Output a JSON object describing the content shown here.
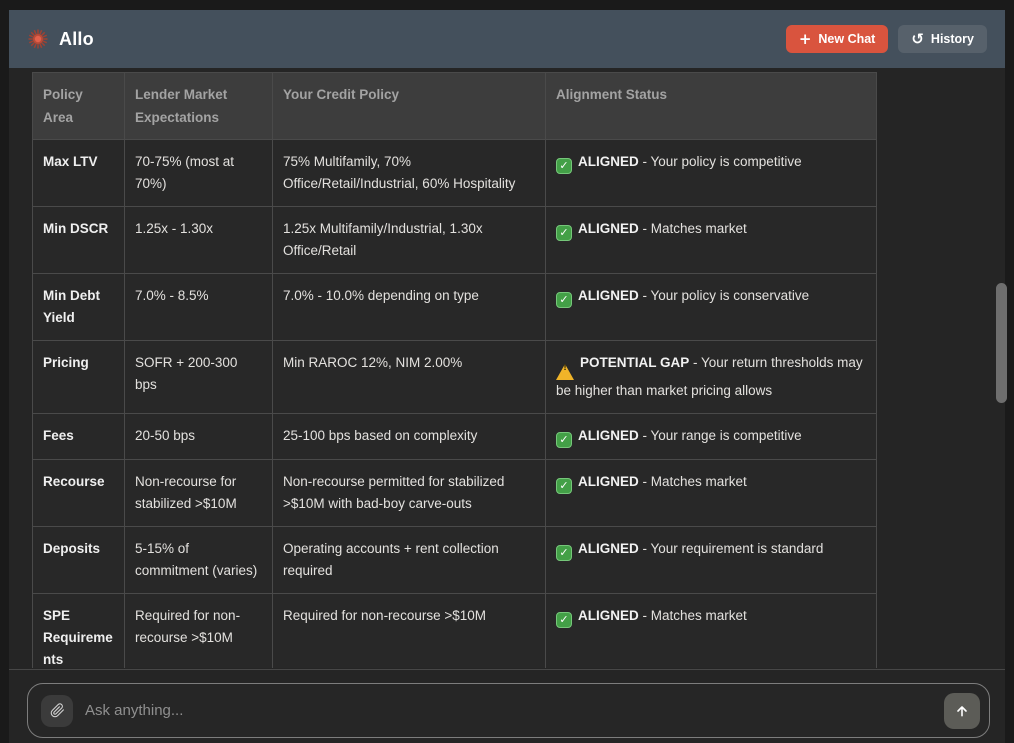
{
  "header": {
    "title": "Allo",
    "new_chat_label": "New Chat",
    "history_label": "History"
  },
  "table": {
    "columns": [
      "Policy Area",
      "Lender Market Expectations",
      "Your Credit Policy",
      "Alignment Status"
    ],
    "rows": [
      {
        "policy_area": "Max LTV",
        "market": "70-75% (most at 70%)",
        "policy": "75% Multifamily, 70% Office/Retail/Industrial, 60% Hospitality",
        "status": {
          "icon": "check",
          "label": "ALIGNED",
          "text": "- Your policy is competitive"
        }
      },
      {
        "policy_area": "Min DSCR",
        "market": "1.25x - 1.30x",
        "policy": "1.25x Multifamily/Industrial, 1.30x Office/Retail",
        "status": {
          "icon": "check",
          "label": "ALIGNED",
          "text": "- Matches market"
        }
      },
      {
        "policy_area": "Min Debt Yield",
        "market": "7.0% - 8.5%",
        "policy": "7.0% - 10.0% depending on type",
        "status": {
          "icon": "check",
          "label": "ALIGNED",
          "text": "- Your policy is conservative"
        }
      },
      {
        "policy_area": "Pricing",
        "market": "SOFR + 200-300 bps",
        "policy": "Min RAROC 12%, NIM 2.00%",
        "status": {
          "icon": "warning",
          "label": "POTENTIAL GAP",
          "text": "- Your return thresholds may be higher than market pricing allows"
        }
      },
      {
        "policy_area": "Fees",
        "market": "20-50 bps",
        "policy": "25-100 bps based on complexity",
        "status": {
          "icon": "check",
          "label": "ALIGNED",
          "text": "- Your range is competitive"
        }
      },
      {
        "policy_area": "Recourse",
        "market": "Non-recourse for stabilized >$10M",
        "policy": "Non-recourse permitted for stabilized >$10M with bad-boy carve-outs",
        "status": {
          "icon": "check",
          "label": "ALIGNED",
          "text": "- Matches market"
        }
      },
      {
        "policy_area": "Deposits",
        "market": "5-15% of commitment (varies)",
        "policy": "Operating accounts + rent collection required",
        "status": {
          "icon": "check",
          "label": "ALIGNED",
          "text": "- Your requirement is standard"
        }
      },
      {
        "policy_area": "SPE Requirements",
        "market": "Required for non-recourse >$10M",
        "policy": "Required for non-recourse >$10M",
        "status": {
          "icon": "check",
          "label": "ALIGNED",
          "text": "- Matches market"
        }
      }
    ]
  },
  "composer": {
    "placeholder": "Ask anything..."
  },
  "colors": {
    "accent": "#d9543e",
    "top_bar": "#44505c",
    "status_green": "#43a047",
    "status_warning": "#f0b429"
  }
}
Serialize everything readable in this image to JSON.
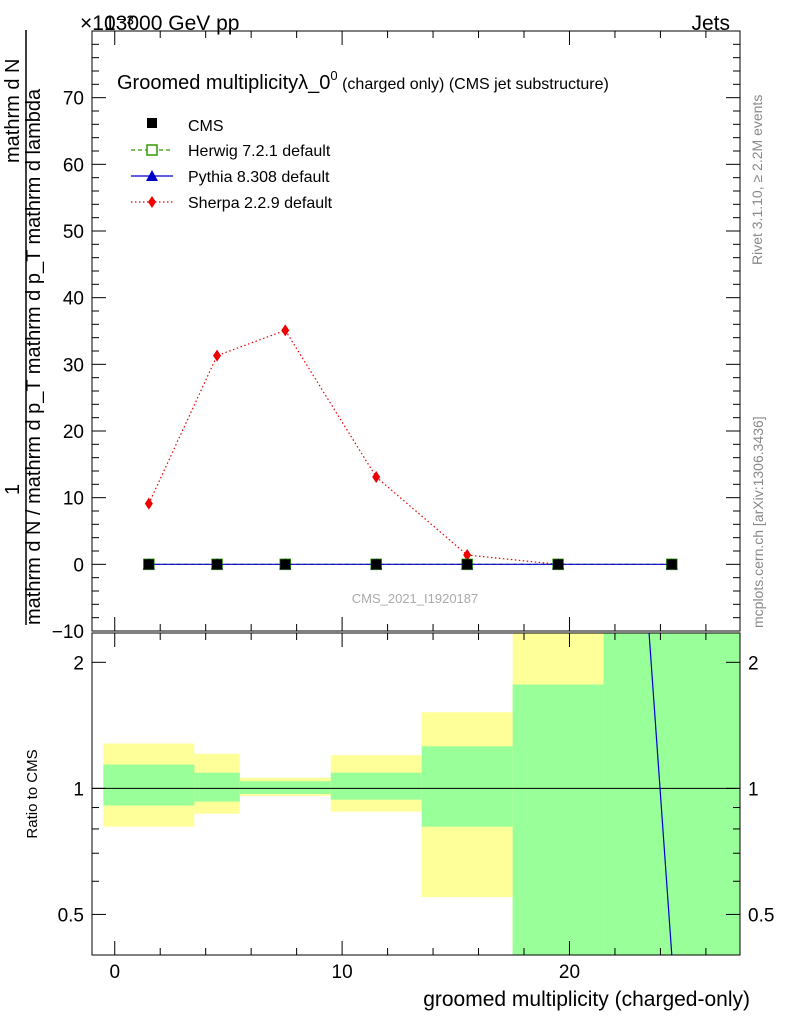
{
  "header": {
    "energy_label": "13000 GeV pp",
    "category_label": "Jets",
    "exponent_label": "×10⁻³"
  },
  "side_labels": {
    "rivet": "Rivet 3.1.10, ≥ 2.2M events",
    "mcplots": "mcplots.cern.ch [arXiv:1306.3436]"
  },
  "watermark": "CMS_2021_I1920187",
  "chart_data": [
    {
      "type": "line",
      "title": "Groomed multiplicityλ_0⁰ (charged only) (CMS jet substructure)",
      "title_main": "Groomed multiplicityλ_0",
      "title_sup": "0",
      "title_rest": " (charged only) (CMS jet substructure)",
      "ylabel_numerator": "1",
      "ylabel_full": "mathrm d N / mathrm d p_T mathrm d p_T mathrm d lambda · 1 / mathrm d N",
      "ylabel_line1": "mathrm d N / mathrm d p_T mathrm d p_T mathrm d lambda",
      "ylabel_line2": "mathrm d N",
      "y_scale": "x 10^-3",
      "xlim": [
        -1,
        27.5
      ],
      "ylim": [
        -10,
        80
      ],
      "yticks": [
        -10,
        0,
        10,
        20,
        30,
        40,
        50,
        60,
        70
      ],
      "ytick_labels": [
        "−10",
        "0",
        "10",
        "20",
        "30",
        "40",
        "50",
        "60",
        "70"
      ],
      "legend_position": "top-left",
      "series": [
        {
          "name": "CMS",
          "color": "#000000",
          "marker": "square",
          "x": [
            1.5,
            4.5,
            7.5,
            11.5,
            15.5,
            19.5,
            24.5
          ],
          "y": [
            0,
            0,
            0,
            0,
            0,
            0,
            0
          ]
        },
        {
          "name": "Herwig 7.2.1 default",
          "color": "#339900",
          "marker": "open-square",
          "line": "dashed",
          "x": [
            1.5,
            4.5,
            7.5,
            11.5,
            15.5,
            19.5,
            24.5
          ],
          "y": [
            0,
            0,
            0,
            0,
            0,
            0,
            0
          ]
        },
        {
          "name": "Pythia 8.308 default",
          "color": "#0000cc",
          "marker": "triangle",
          "line": "solid",
          "x": [
            1.5,
            4.5,
            7.5,
            11.5,
            15.5,
            19.5,
            24.5
          ],
          "y": [
            0,
            0,
            0,
            0,
            0,
            0,
            0
          ]
        },
        {
          "name": "Sherpa 2.2.9 default",
          "color": "#ee0000",
          "marker": "diamond",
          "line": "dotted",
          "x": [
            1.5,
            4.5,
            7.5,
            11.5,
            15.5,
            19.5
          ],
          "y": [
            9.1,
            31.3,
            35.1,
            13.1,
            1.4,
            0
          ]
        }
      ]
    },
    {
      "type": "area",
      "ylabel": "Ratio to CMS",
      "xlabel": "groomed multiplicity (charged-only)",
      "y_scale": "log",
      "xlim": [
        -1,
        27.5
      ],
      "ylim": [
        0.4,
        2.35
      ],
      "xticks": [
        0,
        10,
        20
      ],
      "xtick_labels": [
        "0",
        "10",
        "20"
      ],
      "yticks": [
        0.5,
        1,
        2
      ],
      "ytick_labels": [
        "0.5",
        "1",
        "2"
      ],
      "reference_line": 1,
      "bins": [
        {
          "lo": -0.5,
          "hi": 3.5,
          "yellow": [
            0.81,
            1.28
          ],
          "green": [
            0.91,
            1.14
          ]
        },
        {
          "lo": 3.5,
          "hi": 5.5,
          "yellow": [
            0.87,
            1.21
          ],
          "green": [
            0.93,
            1.09
          ]
        },
        {
          "lo": 5.5,
          "hi": 9.5,
          "yellow": [
            0.96,
            1.06
          ],
          "green": [
            0.97,
            1.04
          ]
        },
        {
          "lo": 9.5,
          "hi": 13.5,
          "yellow": [
            0.88,
            1.2
          ],
          "green": [
            0.94,
            1.09
          ]
        },
        {
          "lo": 13.5,
          "hi": 17.5,
          "yellow": [
            0.55,
            1.52
          ],
          "green": [
            0.81,
            1.26
          ]
        },
        {
          "lo": 17.5,
          "hi": 21.5,
          "yellow": [
            0.35,
            2.5
          ],
          "green": [
            0.35,
            1.77
          ]
        },
        {
          "lo": 21.5,
          "hi": 27.5,
          "yellow": [
            0.35,
            2.5
          ],
          "green": [
            0.35,
            2.5
          ]
        }
      ],
      "pythia_ratio_line": {
        "x": [
          23.5,
          24.5
        ],
        "y": [
          2.35,
          0.4
        ],
        "color": "#0000cc"
      }
    }
  ]
}
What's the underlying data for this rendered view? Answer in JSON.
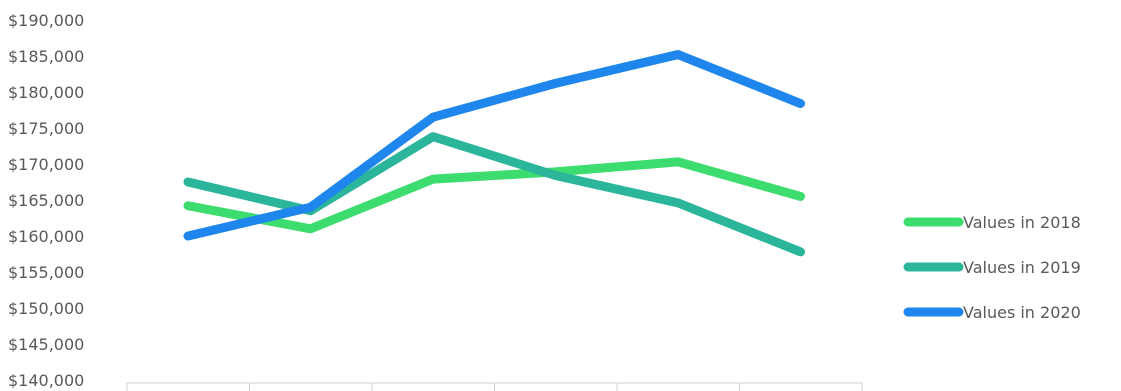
{
  "chart_data": {
    "type": "line",
    "title": "",
    "xlabel": "",
    "ylabel": "",
    "ylim": [
      140000,
      190000
    ],
    "ytick_step": 5000,
    "ytick_labels": [
      "$140,000",
      "$145,000",
      "$150,000",
      "$155,000",
      "$160,000",
      "$165,000",
      "$170,000",
      "$175,000",
      "$180,000",
      "$185,000",
      "$190,000"
    ],
    "categories": [
      "",
      "",
      "",
      "",
      "",
      ""
    ],
    "series": [
      {
        "name": "Values in 2018",
        "color": "#3ddc6e",
        "values": [
          164200,
          161000,
          167900,
          168900,
          170300,
          165500
        ]
      },
      {
        "name": "Values in 2019",
        "color": "#2bb59a",
        "values": [
          167500,
          163500,
          173800,
          168400,
          164600,
          157800
        ]
      },
      {
        "name": "Values in 2020",
        "color": "#1e86ec",
        "values": [
          160000,
          164000,
          176500,
          181200,
          185200,
          178400
        ]
      }
    ],
    "legend": "right",
    "grid": false
  }
}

○ ○ ○

▸ **Task brief**: Leave out every picture and copy verbatim the lines running from the line containing "What's the underlying" through the final line of the data.

▸ **Result for this exercise**:
What's the underlying data for this rendered view? Answer in JSON.
{
  "chart_data": {
    "type": "line",
    "title": "",
    "xlabel": "",
    "ylabel": "",
    "ylim": [
      140000,
      190000
    ],
    "ytick_step": 5000,
    "ytick_labels": [
      "$140,000",
      "$145,000",
      "$150,000",
      "$155,000",
      "$160,000",
      "$165,000",
      "$170,000",
      "$175,000",
      "$180,000",
      "$185,000",
      "$190,000"
    ],
    "categories": [
      "",
      "",
      "",
      "",
      "",
      ""
    ],
    "series": [
      {
        "name": "Values in 2018",
        "color": "#3ddc6e",
        "values": [
          164200,
          161000,
          167900,
          168900,
          170300,
          165500
        ]
      },
      {
        "name": "Values in 2019",
        "color": "#2bb59a",
        "values": [
          167500,
          163500,
          173800,
          168400,
          164600,
          157800
        ]
      },
      {
        "name": "Values in 2020",
        "color": "#1e86ec",
        "values": [
          160000,
          164000,
          176500,
          181200,
          185200,
          178400
        ]
      }
    ],
    "legend": "right",
    "grid": false
  }
}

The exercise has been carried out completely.